# START OF Text shown
So, company visit's day comes, and I am welcomed at the Company premises, then accompanied to the Board Room.
I was told the Kaizen "committee" would now start one of the weekly meetings on Kaizen improvements, as per "agenda" of the day. My comments would be welcome......
The day's item in the "agenda" was "How to improve and rationalize the distribution of toilet paper and other hygiene products throughout the Company (large-size Company - huge factory....).
Rather astonished, I kept quiet and started my video recording.....

Perhaps you won't believe me, but - for over 1 solid hour (my 1 hour Video Camera tape ran out.....) - the 12 persons in the "committee" debated and debated (in a rather well conducted team work) on "toilet paper" matters (from supply chain issues - to stock management, with great attention to "FIFO" practices - to factory-key-personnel in charge of giving "early warning" signals/notifications on each "area shortages" - etc. etc. etc.)!

I kept very quiet until the end of the meeting, but then grabbed my "stick" (and my 5 lbs hammer....) and started tapping on fingers.....
Over 1 hour of Kaizen meeting to deal with toilet paper internal distribution system (sigh), when they had many and much more important improvement items to deal with!!
They explained: "that was the 'next' item in the Kaizen Agenda.....".
Me: "and what about prioritizing?"
They: "....we prefer to deal with suggested improvements in the same order in which suggestions have been given, in order to give timely feed-backs to those making suggestions....."
Me: "throw away the Suggestion Box Scheme!"
They: "What? That's the way we involve people 'bottom-up', as you recommended......"
Me: "Perhaps I should explain again what 'bottom-up' really means, although I thought my message of last year (and case studies, and videos....) was rather clear..... - so: I shall explain again....." - which I did.....
# END OF Text shown
# START OF Supplied material
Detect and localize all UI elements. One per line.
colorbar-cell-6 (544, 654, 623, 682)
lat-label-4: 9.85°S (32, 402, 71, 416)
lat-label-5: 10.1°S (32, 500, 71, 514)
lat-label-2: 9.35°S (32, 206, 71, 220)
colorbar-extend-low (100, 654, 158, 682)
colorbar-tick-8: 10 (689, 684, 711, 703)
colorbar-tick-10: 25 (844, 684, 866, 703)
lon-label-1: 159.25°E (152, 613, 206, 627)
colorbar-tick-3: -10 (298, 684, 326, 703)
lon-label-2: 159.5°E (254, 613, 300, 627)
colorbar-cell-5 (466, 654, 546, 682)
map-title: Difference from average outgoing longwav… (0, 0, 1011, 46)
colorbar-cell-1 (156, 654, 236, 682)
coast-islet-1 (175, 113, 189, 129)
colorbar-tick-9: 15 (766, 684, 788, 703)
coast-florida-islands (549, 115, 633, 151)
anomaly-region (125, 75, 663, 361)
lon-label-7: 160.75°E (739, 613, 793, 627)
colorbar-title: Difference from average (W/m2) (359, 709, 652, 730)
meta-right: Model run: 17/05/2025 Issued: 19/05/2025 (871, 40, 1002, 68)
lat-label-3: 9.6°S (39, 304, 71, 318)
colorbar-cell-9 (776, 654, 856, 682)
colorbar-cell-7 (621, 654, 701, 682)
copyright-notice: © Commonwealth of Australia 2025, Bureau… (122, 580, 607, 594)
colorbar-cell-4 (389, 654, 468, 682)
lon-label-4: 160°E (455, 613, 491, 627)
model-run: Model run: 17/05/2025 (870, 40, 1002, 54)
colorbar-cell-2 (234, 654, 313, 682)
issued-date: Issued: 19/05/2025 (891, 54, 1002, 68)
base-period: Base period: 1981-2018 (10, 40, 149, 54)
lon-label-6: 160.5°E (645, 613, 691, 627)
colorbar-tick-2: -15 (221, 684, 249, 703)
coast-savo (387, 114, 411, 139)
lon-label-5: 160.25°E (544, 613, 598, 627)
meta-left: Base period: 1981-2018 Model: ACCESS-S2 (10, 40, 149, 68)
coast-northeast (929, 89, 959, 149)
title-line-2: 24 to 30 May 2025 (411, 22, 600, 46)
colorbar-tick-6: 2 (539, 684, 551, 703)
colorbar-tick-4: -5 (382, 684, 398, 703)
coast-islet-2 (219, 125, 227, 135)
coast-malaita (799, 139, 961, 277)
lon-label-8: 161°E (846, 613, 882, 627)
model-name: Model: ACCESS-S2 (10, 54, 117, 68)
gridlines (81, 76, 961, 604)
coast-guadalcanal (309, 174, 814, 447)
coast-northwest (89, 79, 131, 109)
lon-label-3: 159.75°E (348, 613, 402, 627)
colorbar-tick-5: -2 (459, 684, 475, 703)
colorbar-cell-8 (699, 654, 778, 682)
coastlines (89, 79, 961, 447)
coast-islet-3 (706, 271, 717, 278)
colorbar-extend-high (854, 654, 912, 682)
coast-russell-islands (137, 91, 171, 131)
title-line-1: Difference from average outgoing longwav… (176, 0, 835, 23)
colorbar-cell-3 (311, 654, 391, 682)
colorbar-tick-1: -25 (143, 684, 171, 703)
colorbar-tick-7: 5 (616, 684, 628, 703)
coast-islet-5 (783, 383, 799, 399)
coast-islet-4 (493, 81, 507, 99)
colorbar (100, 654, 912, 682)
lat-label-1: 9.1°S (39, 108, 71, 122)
# END OF Supplied material
Answer these about the Kaizen meeting account:
1. How many persons were in the committee?
2. What was the day's item on the agenda?
3. Why did the committee prefer to handle suggested improvements in the order the suggestions were given?

▶ _Task output_:
1. 12 persons.
2. How to improve and rationalize the distribution of toilet paper and other hygiene products throughout the Company.
3. To give timely feedback to those making suggestions.